Source records:
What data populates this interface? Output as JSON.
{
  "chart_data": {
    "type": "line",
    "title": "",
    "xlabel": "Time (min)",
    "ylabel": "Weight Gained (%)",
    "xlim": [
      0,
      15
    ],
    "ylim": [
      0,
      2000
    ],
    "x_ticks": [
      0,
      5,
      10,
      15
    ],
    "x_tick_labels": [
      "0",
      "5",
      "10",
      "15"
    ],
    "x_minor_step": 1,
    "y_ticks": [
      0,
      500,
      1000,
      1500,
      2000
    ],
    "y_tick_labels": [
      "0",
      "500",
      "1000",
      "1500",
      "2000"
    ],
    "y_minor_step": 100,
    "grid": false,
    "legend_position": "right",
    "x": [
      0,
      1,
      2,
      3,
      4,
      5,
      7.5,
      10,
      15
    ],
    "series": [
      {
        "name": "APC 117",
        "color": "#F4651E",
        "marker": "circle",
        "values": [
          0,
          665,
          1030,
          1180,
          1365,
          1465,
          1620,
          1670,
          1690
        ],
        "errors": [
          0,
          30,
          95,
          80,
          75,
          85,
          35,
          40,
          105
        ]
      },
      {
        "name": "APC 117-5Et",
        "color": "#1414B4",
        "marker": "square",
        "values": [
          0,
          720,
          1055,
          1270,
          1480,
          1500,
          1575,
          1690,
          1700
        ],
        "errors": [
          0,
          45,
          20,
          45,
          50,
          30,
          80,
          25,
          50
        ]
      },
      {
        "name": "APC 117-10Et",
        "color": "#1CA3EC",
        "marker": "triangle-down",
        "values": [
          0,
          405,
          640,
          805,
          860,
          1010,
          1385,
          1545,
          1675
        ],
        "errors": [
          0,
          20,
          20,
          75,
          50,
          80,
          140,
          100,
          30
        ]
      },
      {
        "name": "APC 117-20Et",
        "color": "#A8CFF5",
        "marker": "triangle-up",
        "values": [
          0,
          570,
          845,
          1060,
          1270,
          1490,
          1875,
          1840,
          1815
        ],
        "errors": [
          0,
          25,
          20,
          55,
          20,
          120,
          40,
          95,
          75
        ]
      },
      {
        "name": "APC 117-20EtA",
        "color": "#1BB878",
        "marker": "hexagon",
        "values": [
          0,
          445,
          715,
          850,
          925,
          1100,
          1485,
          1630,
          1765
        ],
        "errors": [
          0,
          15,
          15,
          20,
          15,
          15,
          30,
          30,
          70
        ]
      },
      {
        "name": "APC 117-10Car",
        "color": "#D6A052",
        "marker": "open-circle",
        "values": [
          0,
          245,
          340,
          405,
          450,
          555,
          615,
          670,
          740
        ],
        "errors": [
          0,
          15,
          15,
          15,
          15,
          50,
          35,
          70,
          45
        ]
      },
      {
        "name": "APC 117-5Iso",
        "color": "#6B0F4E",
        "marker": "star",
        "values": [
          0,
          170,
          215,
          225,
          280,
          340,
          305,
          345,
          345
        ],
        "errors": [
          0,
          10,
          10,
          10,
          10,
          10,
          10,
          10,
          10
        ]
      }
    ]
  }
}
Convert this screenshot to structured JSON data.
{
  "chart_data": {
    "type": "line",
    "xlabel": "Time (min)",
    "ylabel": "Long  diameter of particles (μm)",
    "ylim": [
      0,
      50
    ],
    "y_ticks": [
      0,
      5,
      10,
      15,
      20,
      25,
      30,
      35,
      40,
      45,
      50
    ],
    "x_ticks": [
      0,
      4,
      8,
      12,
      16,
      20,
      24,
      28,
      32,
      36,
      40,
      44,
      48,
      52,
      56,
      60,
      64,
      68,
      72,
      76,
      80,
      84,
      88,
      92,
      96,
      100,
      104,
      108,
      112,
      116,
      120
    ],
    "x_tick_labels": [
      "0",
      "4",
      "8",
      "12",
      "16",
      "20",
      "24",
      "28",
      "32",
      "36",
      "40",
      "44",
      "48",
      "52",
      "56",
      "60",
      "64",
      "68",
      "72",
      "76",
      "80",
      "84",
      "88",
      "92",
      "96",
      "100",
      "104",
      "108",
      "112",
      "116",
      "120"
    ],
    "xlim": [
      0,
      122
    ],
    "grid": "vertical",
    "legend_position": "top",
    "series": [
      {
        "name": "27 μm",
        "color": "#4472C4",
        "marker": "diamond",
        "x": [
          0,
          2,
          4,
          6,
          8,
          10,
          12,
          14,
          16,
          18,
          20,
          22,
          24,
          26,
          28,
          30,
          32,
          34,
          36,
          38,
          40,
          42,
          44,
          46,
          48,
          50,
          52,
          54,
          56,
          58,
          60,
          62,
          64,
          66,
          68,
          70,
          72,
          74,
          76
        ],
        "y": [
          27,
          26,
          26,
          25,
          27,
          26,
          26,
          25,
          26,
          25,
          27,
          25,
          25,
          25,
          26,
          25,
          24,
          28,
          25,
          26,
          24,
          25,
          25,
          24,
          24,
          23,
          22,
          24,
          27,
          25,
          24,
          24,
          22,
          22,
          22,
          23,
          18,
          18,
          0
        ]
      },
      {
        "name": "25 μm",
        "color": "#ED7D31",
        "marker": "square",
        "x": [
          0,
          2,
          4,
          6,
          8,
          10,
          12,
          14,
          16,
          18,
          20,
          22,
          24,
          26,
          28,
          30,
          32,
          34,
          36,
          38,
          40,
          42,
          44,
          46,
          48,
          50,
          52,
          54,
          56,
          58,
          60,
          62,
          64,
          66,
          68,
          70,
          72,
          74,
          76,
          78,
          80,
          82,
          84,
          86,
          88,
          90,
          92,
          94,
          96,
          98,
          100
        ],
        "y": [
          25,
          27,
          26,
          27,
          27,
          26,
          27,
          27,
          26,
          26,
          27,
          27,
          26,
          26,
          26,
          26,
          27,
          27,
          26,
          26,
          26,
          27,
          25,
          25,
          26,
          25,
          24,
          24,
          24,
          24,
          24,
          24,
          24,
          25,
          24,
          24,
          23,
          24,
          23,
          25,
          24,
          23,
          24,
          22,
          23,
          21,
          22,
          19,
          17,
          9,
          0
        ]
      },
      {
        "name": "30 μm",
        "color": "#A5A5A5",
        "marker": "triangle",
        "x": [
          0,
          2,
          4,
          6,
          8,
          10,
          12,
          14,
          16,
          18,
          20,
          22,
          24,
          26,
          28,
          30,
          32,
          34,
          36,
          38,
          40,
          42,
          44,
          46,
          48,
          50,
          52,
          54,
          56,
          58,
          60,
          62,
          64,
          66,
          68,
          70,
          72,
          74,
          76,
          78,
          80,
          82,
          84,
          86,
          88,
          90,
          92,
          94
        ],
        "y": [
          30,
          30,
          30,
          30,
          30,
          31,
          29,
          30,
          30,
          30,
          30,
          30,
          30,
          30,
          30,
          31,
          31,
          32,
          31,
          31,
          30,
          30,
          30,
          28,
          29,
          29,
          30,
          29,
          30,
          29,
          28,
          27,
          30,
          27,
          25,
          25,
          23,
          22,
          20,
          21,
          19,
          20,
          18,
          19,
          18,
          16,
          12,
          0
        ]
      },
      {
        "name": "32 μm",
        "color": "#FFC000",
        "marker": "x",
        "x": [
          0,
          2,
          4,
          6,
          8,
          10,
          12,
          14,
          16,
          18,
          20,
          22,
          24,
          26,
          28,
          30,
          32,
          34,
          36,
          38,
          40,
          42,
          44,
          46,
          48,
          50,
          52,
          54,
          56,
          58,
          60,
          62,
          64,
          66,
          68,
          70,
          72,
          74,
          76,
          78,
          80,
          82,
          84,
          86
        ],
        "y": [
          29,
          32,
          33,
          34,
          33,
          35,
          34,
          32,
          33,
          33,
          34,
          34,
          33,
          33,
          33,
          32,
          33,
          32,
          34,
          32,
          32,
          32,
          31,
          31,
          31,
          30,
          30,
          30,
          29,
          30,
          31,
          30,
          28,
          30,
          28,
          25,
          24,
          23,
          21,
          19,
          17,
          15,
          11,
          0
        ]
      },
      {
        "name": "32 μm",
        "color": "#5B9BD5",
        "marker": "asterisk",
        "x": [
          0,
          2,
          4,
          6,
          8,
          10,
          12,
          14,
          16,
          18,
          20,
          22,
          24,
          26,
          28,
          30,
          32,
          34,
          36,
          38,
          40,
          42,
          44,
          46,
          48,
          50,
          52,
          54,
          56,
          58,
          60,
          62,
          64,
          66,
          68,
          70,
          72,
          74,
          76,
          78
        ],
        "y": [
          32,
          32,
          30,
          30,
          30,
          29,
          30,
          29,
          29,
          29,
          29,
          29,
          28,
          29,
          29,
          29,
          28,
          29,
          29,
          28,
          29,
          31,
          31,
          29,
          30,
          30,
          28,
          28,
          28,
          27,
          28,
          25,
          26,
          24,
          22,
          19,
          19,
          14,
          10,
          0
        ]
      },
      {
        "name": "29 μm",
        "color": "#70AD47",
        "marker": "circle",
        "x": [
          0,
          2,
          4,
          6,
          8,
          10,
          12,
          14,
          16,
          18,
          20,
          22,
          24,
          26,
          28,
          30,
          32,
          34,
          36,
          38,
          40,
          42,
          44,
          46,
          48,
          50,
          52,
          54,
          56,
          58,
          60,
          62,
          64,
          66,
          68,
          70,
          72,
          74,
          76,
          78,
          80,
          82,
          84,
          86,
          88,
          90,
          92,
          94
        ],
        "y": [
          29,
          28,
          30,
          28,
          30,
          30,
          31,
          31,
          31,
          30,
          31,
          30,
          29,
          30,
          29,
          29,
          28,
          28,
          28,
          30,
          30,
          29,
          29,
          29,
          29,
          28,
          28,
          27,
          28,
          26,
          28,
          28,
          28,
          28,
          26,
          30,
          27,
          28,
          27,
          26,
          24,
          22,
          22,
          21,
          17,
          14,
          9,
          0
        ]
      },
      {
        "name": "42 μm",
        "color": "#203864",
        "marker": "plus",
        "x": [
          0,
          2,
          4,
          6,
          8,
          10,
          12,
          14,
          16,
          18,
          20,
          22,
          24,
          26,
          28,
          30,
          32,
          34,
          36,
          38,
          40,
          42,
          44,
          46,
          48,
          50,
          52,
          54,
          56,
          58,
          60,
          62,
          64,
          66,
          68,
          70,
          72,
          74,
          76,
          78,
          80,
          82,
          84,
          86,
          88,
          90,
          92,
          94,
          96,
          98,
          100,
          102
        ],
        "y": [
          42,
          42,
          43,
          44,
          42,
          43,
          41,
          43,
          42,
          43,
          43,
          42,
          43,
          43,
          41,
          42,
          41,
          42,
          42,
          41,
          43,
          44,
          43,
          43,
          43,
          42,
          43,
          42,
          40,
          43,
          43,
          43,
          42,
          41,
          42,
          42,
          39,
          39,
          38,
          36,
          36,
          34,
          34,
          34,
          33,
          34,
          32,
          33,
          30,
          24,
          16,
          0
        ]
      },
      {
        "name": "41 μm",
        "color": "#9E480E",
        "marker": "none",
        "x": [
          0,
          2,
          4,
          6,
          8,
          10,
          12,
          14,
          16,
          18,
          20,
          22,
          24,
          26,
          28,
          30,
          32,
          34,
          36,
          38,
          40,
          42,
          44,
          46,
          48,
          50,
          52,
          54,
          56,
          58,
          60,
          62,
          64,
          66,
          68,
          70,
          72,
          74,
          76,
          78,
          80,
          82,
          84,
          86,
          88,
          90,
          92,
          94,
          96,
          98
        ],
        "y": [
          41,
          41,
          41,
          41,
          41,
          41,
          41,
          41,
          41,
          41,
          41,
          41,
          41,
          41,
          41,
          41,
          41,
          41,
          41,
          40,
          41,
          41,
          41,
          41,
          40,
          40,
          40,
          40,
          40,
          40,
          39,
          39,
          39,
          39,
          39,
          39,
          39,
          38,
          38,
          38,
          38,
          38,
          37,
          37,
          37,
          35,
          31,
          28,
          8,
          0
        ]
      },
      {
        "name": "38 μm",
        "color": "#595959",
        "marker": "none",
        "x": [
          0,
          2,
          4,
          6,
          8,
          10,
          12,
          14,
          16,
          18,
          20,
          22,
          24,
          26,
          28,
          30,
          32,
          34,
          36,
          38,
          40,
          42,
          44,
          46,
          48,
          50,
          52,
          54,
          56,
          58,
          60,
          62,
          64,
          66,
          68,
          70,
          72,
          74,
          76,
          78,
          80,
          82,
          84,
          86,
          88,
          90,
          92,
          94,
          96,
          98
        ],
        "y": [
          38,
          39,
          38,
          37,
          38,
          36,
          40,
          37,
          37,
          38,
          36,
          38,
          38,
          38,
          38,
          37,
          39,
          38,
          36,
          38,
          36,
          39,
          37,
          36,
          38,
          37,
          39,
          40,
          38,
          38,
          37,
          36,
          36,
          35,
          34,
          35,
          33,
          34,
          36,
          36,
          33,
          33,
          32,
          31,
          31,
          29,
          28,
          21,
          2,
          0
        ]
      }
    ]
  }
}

EXERCISE:
Look through the listing above and count the lines where the string "ylabel" appears. Report the number only.

WRITTEN ANSWER:
2